◆ **Exercise input**:
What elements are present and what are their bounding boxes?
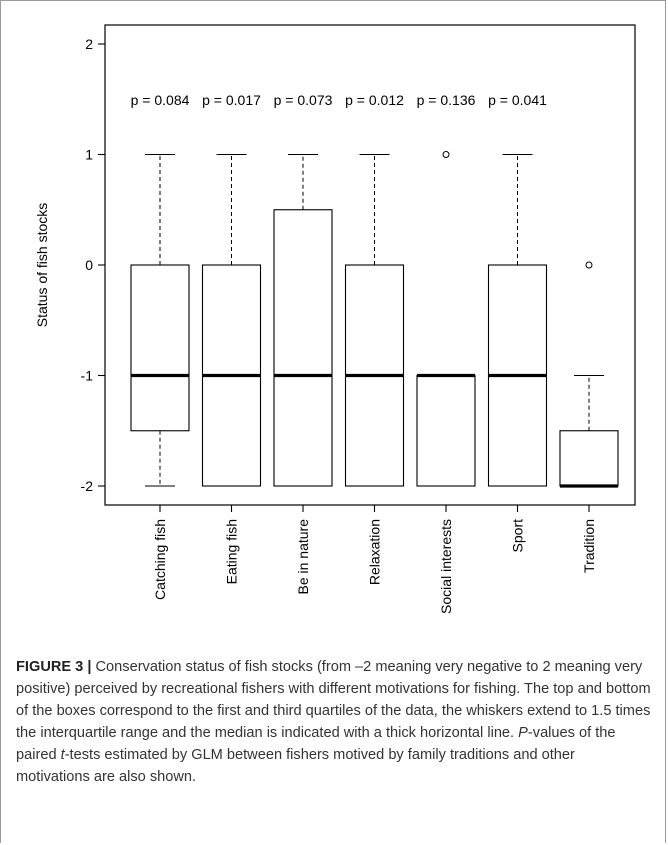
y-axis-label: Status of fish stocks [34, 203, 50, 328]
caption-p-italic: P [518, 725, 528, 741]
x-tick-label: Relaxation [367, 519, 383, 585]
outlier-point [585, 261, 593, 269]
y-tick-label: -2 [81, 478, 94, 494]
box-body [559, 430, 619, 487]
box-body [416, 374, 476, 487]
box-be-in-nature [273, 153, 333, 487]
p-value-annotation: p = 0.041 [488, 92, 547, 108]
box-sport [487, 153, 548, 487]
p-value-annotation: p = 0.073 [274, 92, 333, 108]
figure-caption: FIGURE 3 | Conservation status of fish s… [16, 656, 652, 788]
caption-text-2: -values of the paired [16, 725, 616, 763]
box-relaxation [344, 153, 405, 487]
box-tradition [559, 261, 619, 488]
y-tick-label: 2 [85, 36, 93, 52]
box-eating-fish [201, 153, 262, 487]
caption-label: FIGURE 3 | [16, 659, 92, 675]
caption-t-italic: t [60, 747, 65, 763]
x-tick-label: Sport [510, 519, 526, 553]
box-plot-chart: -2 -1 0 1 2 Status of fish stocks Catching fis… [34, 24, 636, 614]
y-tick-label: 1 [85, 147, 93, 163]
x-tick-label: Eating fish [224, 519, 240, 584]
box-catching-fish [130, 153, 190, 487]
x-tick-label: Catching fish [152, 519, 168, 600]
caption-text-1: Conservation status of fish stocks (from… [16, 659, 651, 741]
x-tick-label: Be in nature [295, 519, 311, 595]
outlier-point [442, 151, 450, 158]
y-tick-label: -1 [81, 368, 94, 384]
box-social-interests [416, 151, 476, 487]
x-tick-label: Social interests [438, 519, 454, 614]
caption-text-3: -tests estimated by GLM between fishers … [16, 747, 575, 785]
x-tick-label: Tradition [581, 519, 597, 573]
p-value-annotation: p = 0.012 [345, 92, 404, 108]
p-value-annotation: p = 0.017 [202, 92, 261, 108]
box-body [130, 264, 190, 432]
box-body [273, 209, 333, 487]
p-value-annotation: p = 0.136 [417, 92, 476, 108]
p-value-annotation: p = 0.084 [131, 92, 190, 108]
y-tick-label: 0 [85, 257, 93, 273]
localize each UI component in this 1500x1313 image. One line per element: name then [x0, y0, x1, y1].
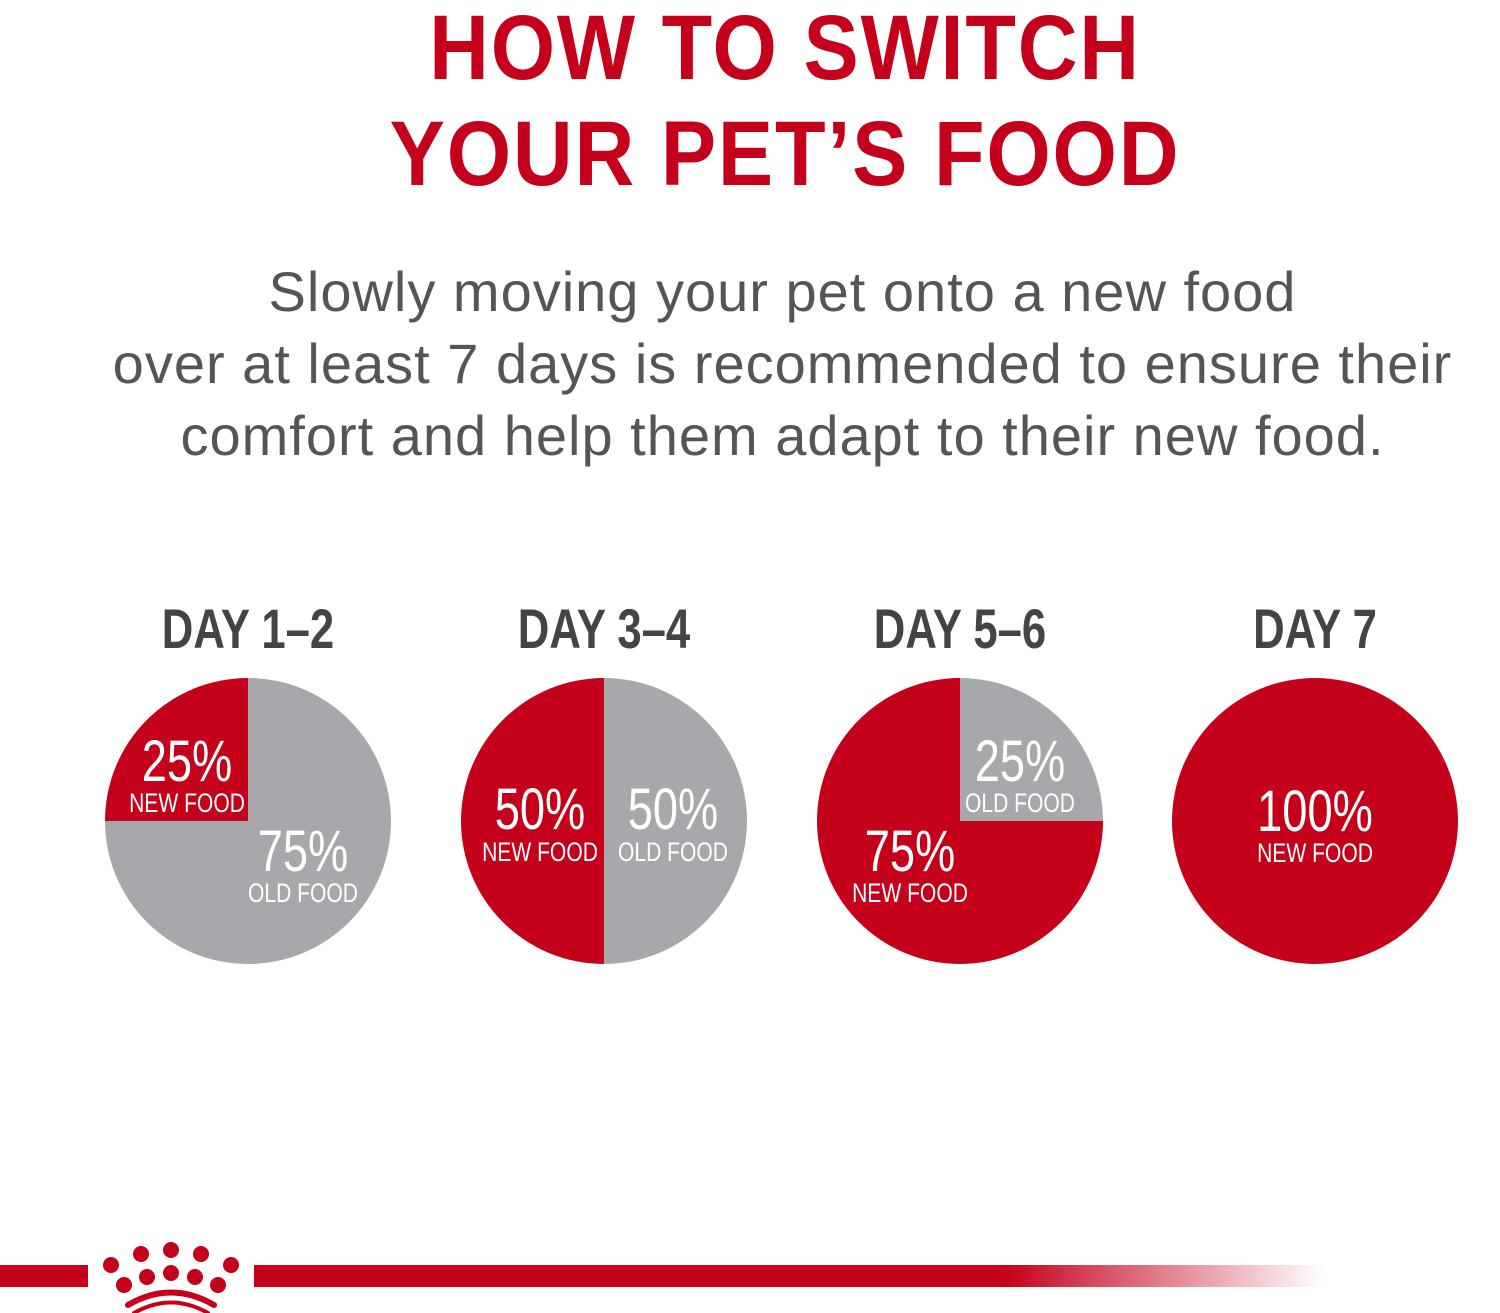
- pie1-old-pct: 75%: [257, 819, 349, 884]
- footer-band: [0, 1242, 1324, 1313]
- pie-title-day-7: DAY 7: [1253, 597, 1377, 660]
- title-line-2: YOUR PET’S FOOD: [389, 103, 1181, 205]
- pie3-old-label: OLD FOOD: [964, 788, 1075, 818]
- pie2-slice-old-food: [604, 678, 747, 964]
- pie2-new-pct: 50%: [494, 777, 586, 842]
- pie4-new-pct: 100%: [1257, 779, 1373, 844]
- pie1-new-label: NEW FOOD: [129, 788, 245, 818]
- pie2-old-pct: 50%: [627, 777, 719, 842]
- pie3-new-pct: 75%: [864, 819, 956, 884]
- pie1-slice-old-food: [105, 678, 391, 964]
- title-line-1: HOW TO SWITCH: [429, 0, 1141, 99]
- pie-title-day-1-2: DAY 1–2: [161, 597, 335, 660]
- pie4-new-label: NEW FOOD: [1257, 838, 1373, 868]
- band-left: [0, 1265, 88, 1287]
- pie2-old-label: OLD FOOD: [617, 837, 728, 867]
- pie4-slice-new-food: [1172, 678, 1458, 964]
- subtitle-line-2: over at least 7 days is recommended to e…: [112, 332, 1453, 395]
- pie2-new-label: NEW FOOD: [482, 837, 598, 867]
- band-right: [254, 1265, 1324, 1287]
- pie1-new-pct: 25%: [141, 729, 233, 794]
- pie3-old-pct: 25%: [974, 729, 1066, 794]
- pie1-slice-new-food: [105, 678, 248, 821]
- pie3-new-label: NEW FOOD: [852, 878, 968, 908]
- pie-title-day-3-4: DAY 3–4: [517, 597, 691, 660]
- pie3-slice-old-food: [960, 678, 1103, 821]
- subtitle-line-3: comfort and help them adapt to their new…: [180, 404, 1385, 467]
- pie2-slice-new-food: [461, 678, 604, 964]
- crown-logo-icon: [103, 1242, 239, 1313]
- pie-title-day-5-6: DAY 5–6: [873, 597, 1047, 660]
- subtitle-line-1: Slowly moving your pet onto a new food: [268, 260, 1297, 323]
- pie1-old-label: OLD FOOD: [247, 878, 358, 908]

◆ **Exercise**: Return, character for character, the lines of the records from the line with "- pie1-old-pct: 75%: [257, 819, 349, 884]" up to and including the line with "- pie-title-day-1-2: DAY".

◆ **Solution to the exercise**:
- pie1-old-pct: 75%: [257, 819, 349, 884]
- footer-band: [0, 1242, 1324, 1313]
- pie-title-day-7: DAY 7: [1253, 597, 1377, 660]
- title-line-2: YOUR PET’S FOOD: [389, 103, 1181, 205]
- pie3-old-label: OLD FOOD: [964, 788, 1075, 818]
- pie2-slice-old-food: [604, 678, 747, 964]
- pie2-new-pct: 50%: [494, 777, 586, 842]
- pie4-new-pct: 100%: [1257, 779, 1373, 844]
- pie1-new-label: NEW FOOD: [129, 788, 245, 818]
- pie2-old-pct: 50%: [627, 777, 719, 842]
- pie3-new-pct: 75%: [864, 819, 956, 884]
- pie1-slice-old-food: [105, 678, 391, 964]
- title-line-1: HOW TO SWITCH: [429, 0, 1141, 99]
- pie-title-day-1-2: DAY 1–2: [161, 597, 335, 660]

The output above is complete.